● **INSTRUCTIONS TO FOLLOW**
Only the pictures are to be left out; set down the rest of the records exactly.

**********

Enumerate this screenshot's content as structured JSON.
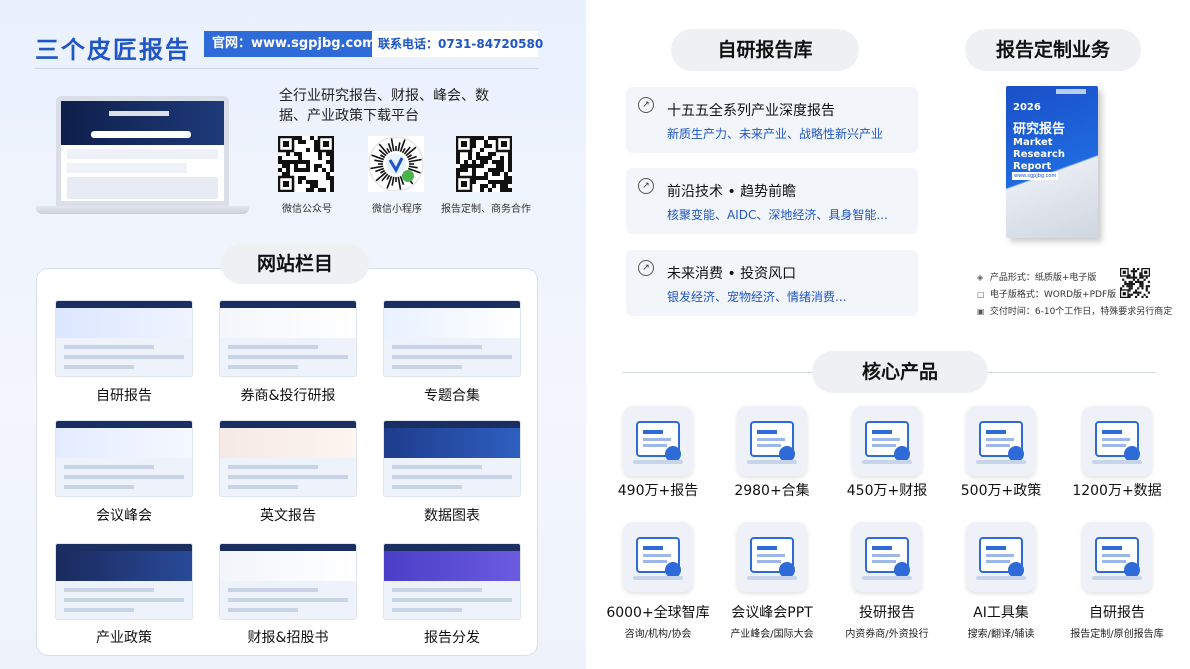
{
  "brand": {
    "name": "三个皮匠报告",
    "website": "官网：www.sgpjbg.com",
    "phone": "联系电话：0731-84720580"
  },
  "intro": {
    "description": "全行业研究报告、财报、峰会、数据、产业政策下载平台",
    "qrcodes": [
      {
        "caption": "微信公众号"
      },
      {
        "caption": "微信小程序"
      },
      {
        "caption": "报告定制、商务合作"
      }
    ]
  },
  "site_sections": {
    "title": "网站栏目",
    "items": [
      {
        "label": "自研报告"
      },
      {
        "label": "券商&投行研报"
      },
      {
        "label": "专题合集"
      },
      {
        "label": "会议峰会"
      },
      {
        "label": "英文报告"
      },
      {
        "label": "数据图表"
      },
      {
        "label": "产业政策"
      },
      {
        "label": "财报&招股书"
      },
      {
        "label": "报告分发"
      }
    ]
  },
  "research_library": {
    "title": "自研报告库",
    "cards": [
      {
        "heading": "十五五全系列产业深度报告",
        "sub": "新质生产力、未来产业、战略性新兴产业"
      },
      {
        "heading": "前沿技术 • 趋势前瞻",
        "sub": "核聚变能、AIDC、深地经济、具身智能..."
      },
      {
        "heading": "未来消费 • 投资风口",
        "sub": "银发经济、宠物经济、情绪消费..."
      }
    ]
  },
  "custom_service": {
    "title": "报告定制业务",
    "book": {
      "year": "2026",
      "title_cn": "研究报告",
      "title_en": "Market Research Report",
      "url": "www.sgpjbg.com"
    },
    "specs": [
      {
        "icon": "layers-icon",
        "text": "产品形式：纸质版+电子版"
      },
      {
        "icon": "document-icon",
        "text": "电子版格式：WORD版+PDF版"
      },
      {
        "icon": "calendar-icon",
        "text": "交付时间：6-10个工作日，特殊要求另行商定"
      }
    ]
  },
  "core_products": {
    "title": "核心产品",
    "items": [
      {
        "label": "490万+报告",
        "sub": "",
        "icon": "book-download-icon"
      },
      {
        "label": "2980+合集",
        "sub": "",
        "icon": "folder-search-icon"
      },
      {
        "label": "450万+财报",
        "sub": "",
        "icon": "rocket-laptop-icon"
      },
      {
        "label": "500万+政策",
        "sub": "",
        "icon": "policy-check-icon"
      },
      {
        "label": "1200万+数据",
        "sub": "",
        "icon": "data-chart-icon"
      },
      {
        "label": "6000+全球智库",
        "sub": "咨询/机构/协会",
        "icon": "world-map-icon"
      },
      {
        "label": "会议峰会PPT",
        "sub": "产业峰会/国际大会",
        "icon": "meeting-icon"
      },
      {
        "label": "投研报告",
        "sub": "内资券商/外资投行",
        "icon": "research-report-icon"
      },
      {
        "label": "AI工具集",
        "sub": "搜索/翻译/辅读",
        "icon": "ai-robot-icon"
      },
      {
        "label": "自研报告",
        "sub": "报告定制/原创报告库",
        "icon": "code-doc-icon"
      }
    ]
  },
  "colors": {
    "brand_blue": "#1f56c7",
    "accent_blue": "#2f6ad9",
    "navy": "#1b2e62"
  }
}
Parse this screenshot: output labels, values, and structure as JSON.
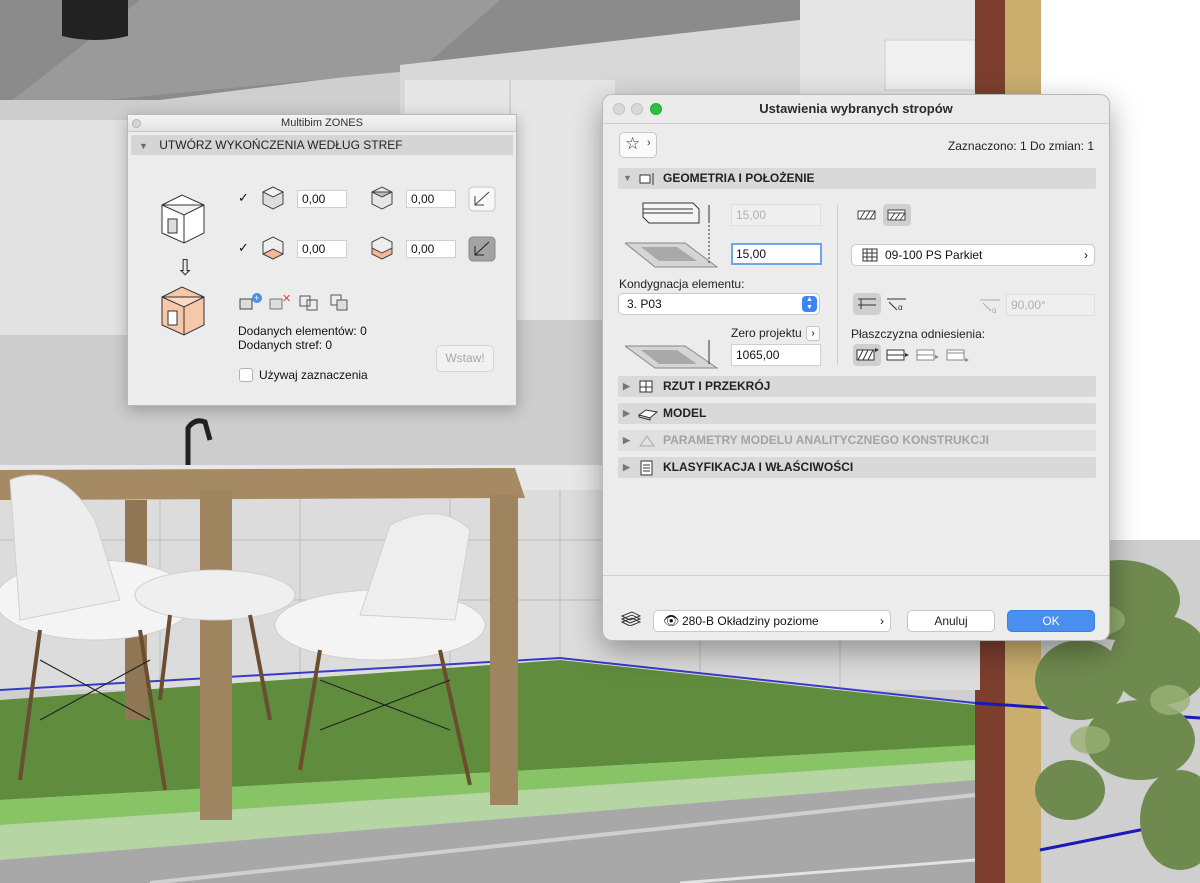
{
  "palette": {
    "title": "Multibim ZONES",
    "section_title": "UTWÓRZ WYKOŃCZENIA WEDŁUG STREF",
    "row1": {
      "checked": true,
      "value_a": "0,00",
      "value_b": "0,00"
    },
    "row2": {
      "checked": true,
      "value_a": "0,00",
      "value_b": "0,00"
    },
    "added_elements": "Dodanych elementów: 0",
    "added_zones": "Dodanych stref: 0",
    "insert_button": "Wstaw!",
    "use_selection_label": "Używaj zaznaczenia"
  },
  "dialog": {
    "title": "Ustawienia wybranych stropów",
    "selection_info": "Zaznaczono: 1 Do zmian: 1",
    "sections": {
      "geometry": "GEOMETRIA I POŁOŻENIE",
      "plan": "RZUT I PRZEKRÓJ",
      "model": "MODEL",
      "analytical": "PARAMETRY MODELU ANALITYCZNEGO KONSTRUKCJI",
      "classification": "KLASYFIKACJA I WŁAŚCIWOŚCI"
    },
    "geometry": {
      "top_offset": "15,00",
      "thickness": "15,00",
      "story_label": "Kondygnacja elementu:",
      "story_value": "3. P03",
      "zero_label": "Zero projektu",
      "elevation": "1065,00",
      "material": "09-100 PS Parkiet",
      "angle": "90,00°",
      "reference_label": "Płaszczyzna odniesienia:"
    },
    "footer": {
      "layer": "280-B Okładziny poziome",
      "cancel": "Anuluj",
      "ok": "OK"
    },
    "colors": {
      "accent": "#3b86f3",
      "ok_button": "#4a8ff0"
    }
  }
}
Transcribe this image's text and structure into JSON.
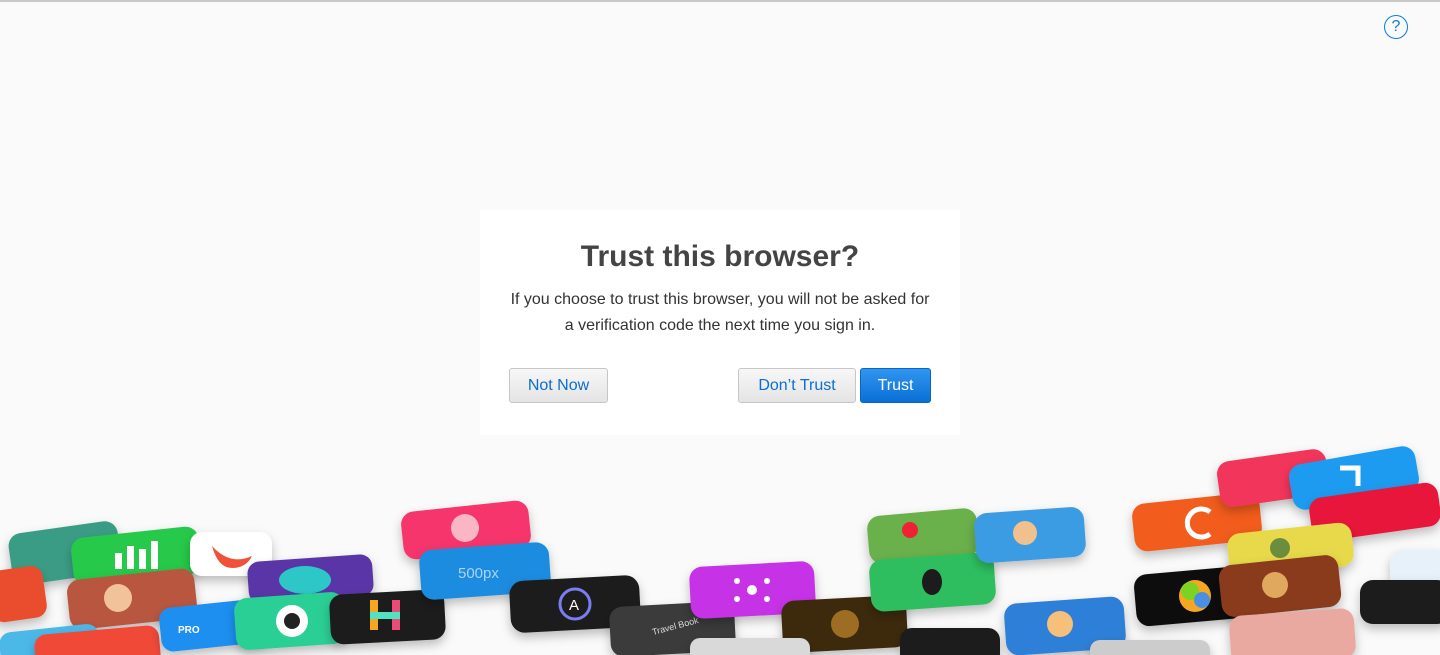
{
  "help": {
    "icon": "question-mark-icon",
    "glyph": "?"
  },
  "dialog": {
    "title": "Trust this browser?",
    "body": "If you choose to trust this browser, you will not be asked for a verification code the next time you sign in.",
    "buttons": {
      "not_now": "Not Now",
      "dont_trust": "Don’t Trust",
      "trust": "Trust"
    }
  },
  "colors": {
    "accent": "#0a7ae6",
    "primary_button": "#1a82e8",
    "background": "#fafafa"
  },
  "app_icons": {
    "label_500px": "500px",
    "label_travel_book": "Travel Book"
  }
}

**********

● **SOLUTION TO THIS EXERCISE**
Enumerate this screenshot's content as structured JSON.
{
  "brand": {
    "name": "三个皮匠报告",
    "website": "官网：www.sgpjbg.com",
    "phone": "联系电话：0731-84720580"
  },
  "intro": {
    "description": "全行业研究报告、财报、峰会、数据、产业政策下载平台",
    "qrcodes": [
      {
        "caption": "微信公众号"
      },
      {
        "caption": "微信小程序"
      },
      {
        "caption": "报告定制、商务合作"
      }
    ]
  },
  "site_sections": {
    "title": "网站栏目",
    "items": [
      {
        "label": "自研报告"
      },
      {
        "label": "券商&投行研报"
      },
      {
        "label": "专题合集"
      },
      {
        "label": "会议峰会"
      },
      {
        "label": "英文报告"
      },
      {
        "label": "数据图表"
      },
      {
        "label": "产业政策"
      },
      {
        "label": "财报&招股书"
      },
      {
        "label": "报告分发"
      }
    ]
  },
  "research_library": {
    "title": "自研报告库",
    "cards": [
      {
        "heading": "十五五全系列产业深度报告",
        "sub": "新质生产力、未来产业、战略性新兴产业"
      },
      {
        "heading": "前沿技术 • 趋势前瞻",
        "sub": "核聚变能、AIDC、深地经济、具身智能..."
      },
      {
        "heading": "未来消费 • 投资风口",
        "sub": "银发经济、宠物经济、情绪消费..."
      }
    ]
  },
  "custom_service": {
    "title": "报告定制业务",
    "book": {
      "year": "2026",
      "title_cn": "研究报告",
      "title_en": "Market Research Report",
      "url": "www.sgpjbg.com"
    },
    "specs": [
      {
        "icon": "layers-icon",
        "text": "产品形式：纸质版+电子版"
      },
      {
        "icon": "document-icon",
        "text": "电子版格式：WORD版+PDF版"
      },
      {
        "icon": "calendar-icon",
        "text": "交付时间：6-10个工作日，特殊要求另行商定"
      }
    ]
  },
  "core_products": {
    "title": "核心产品",
    "items": [
      {
        "label": "490万+报告",
        "sub": "",
        "icon": "book-download-icon"
      },
      {
        "label": "2980+合集",
        "sub": "",
        "icon": "folder-search-icon"
      },
      {
        "label": "450万+财报",
        "sub": "",
        "icon": "rocket-laptop-icon"
      },
      {
        "label": "500万+政策",
        "sub": "",
        "icon": "policy-check-icon"
      },
      {
        "label": "1200万+数据",
        "sub": "",
        "icon": "data-chart-icon"
      },
      {
        "label": "6000+全球智库",
        "sub": "咨询/机构/协会",
        "icon": "world-map-icon"
      },
      {
        "label": "会议峰会PPT",
        "sub": "产业峰会/国际大会",
        "icon": "meeting-icon"
      },
      {
        "label": "投研报告",
        "sub": "内资券商/外资投行",
        "icon": "research-report-icon"
      },
      {
        "label": "AI工具集",
        "sub": "搜索/翻译/辅读",
        "icon": "ai-robot-icon"
      },
      {
        "label": "自研报告",
        "sub": "报告定制/原创报告库",
        "icon": "code-doc-icon"
      }
    ]
  },
  "colors": {
    "brand_blue": "#1f56c7",
    "accent_blue": "#2f6ad9",
    "navy": "#1b2e62"
  }
}
Parse this screenshot: output labels, values, and structure as JSON.
{
  "palette": {
    "title": "Multibim ZONES",
    "section_title": "UTWÓRZ WYKOŃCZENIA WEDŁUG STREF",
    "row1": {
      "checked": true,
      "value_a": "0,00",
      "value_b": "0,00"
    },
    "row2": {
      "checked": true,
      "value_a": "0,00",
      "value_b": "0,00"
    },
    "added_elements": "Dodanych elementów: 0",
    "added_zones": "Dodanych stref: 0",
    "insert_button": "Wstaw!",
    "use_selection_label": "Używaj zaznaczenia"
  },
  "dialog": {
    "title": "Ustawienia wybranych stropów",
    "selection_info": "Zaznaczono: 1 Do zmian: 1",
    "sections": {
      "geometry": "GEOMETRIA I POŁOŻENIE",
      "plan": "RZUT I PRZEKRÓJ",
      "model": "MODEL",
      "analytical": "PARAMETRY MODELU ANALITYCZNEGO KONSTRUKCJI",
      "classification": "KLASYFIKACJA I WŁAŚCIWOŚCI"
    },
    "geometry": {
      "top_offset": "15,00",
      "thickness": "15,00",
      "story_label": "Kondygnacja elementu:",
      "story_value": "3. P03",
      "zero_label": "Zero projektu",
      "elevation": "1065,00",
      "material": "09-100 PS Parkiet",
      "angle": "90,00°",
      "reference_label": "Płaszczyzna odniesienia:"
    },
    "footer": {
      "layer": "280-B Okładziny poziome",
      "cancel": "Anuluj",
      "ok": "OK"
    },
    "colors": {
      "accent": "#3b86f3",
      "ok_button": "#4a8ff0"
    }
  }
}
Transcribe this image's text and structure into JSON.
{
  "help": {
    "icon": "question-mark-icon",
    "glyph": "?"
  },
  "dialog": {
    "title": "Trust this browser?",
    "body": "If you choose to trust this browser, you will not be asked for a verification code the next time you sign in.",
    "buttons": {
      "not_now": "Not Now",
      "dont_trust": "Don’t Trust",
      "trust": "Trust"
    }
  },
  "colors": {
    "accent": "#0a7ae6",
    "primary_button": "#1a82e8",
    "background": "#fafafa"
  },
  "app_icons": {
    "label_500px": "500px",
    "label_travel_book": "Travel Book"
  }
}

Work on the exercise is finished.